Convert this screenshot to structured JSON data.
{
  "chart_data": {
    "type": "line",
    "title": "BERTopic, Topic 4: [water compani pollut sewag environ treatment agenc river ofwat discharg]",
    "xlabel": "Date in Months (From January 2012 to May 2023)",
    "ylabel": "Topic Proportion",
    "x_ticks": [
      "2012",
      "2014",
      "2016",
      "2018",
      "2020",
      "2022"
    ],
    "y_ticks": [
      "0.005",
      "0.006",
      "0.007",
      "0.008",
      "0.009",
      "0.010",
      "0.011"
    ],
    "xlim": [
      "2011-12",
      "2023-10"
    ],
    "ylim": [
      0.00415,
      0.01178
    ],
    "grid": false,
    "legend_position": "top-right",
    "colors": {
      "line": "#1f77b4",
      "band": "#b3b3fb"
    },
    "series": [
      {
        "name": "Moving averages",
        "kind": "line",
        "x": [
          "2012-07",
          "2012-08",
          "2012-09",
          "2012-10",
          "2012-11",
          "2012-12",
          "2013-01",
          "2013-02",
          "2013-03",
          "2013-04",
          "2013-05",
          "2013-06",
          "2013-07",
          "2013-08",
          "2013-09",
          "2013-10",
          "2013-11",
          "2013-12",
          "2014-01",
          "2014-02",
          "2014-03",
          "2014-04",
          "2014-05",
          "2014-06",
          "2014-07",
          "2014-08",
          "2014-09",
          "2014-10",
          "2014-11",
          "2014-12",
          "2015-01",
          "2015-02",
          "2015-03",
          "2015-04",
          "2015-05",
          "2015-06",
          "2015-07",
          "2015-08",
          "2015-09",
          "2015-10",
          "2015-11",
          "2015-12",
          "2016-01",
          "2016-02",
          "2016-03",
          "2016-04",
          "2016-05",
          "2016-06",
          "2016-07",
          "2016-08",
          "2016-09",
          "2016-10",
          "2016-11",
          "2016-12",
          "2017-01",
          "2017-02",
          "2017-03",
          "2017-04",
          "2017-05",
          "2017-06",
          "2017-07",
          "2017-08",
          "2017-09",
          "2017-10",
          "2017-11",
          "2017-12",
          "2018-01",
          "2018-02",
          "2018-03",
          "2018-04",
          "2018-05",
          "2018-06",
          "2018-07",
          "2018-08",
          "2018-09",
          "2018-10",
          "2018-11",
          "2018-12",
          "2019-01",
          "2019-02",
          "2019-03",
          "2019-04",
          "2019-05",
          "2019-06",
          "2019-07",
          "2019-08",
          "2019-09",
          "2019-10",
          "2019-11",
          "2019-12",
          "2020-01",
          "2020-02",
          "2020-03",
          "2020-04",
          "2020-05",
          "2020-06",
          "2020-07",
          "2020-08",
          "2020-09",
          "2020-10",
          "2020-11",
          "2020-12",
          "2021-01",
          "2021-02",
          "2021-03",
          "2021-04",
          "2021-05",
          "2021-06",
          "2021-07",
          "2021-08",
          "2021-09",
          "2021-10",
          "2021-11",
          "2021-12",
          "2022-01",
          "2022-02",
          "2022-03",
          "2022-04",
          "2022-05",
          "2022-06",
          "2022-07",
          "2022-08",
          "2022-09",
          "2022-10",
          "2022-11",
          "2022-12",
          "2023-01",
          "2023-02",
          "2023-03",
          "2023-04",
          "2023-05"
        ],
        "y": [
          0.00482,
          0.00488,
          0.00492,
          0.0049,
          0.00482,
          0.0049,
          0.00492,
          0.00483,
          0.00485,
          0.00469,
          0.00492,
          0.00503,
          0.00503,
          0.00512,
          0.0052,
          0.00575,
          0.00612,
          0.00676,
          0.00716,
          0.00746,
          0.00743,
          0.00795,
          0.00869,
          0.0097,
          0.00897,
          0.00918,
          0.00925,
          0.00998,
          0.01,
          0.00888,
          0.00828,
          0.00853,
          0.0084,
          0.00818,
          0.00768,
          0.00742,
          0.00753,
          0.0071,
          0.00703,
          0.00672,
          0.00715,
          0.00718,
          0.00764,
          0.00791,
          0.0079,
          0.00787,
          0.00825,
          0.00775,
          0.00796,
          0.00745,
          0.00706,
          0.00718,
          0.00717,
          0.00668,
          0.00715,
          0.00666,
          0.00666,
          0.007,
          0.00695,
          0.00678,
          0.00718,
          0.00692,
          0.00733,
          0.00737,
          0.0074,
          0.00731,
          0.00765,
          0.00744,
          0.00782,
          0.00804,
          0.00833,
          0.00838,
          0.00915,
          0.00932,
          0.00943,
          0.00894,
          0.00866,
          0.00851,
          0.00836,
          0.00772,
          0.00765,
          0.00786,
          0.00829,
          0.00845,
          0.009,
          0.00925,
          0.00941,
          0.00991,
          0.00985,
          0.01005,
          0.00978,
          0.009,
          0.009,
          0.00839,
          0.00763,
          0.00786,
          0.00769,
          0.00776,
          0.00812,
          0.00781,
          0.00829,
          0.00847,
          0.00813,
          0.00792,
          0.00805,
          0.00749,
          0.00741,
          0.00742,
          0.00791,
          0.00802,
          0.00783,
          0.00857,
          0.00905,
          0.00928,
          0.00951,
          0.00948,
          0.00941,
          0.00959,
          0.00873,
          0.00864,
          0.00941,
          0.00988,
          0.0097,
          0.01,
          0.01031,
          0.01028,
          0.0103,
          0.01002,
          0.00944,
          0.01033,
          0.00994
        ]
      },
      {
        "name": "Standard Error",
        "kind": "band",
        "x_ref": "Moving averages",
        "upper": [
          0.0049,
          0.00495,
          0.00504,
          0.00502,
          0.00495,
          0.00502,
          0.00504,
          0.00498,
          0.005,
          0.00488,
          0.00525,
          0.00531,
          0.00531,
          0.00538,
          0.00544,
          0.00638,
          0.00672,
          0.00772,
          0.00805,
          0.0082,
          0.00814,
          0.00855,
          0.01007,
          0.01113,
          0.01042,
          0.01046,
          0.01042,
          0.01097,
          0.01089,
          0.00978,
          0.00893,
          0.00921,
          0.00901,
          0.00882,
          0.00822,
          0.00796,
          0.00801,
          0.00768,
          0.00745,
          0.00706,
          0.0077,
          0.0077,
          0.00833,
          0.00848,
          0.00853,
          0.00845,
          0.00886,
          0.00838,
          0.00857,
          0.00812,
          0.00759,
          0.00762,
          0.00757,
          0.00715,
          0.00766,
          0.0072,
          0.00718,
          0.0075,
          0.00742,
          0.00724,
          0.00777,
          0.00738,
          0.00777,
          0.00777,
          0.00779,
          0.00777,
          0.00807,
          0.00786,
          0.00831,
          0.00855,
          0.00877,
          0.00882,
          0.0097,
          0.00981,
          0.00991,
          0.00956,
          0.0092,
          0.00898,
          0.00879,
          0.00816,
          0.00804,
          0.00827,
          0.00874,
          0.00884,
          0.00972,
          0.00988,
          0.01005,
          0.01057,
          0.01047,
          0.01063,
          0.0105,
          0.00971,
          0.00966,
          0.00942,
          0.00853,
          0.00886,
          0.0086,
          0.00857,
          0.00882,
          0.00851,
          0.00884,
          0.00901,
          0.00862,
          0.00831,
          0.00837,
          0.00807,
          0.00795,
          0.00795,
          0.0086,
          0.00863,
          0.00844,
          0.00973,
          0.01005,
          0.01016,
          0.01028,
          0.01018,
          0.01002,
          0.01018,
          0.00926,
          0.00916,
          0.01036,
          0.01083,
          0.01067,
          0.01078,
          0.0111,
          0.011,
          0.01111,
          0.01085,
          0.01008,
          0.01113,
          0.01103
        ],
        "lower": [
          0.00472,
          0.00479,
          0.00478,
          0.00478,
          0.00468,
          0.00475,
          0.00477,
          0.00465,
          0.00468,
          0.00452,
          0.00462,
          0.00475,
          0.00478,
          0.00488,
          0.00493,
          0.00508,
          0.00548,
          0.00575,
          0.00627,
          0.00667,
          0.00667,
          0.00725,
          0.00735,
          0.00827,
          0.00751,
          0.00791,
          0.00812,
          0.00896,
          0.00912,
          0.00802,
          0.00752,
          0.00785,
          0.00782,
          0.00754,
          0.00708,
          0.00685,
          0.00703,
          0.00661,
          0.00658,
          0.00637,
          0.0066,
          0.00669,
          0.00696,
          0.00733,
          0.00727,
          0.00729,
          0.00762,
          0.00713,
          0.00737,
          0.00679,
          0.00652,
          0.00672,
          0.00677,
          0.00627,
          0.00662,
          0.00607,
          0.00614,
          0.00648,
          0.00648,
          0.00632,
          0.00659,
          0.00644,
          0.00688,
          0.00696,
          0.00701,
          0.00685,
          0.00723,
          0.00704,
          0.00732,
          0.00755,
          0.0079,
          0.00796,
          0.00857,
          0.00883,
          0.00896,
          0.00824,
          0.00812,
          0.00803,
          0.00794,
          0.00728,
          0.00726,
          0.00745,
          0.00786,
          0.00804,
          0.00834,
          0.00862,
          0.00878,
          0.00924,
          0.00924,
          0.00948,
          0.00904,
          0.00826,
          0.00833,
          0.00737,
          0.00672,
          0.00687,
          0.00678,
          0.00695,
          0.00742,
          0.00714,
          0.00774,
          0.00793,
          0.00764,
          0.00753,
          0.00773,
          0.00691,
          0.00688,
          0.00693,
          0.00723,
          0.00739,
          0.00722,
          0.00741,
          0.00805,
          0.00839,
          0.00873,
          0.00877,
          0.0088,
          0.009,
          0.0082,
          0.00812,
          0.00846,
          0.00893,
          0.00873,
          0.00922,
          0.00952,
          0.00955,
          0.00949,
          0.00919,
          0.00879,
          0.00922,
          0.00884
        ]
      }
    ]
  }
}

· · · · · · ·

Work required:
Go through the listing above and return every line where the word "Moving" occurs.

Task response:
        "name": "Moving averages",
        "x_ref": "Moving averages",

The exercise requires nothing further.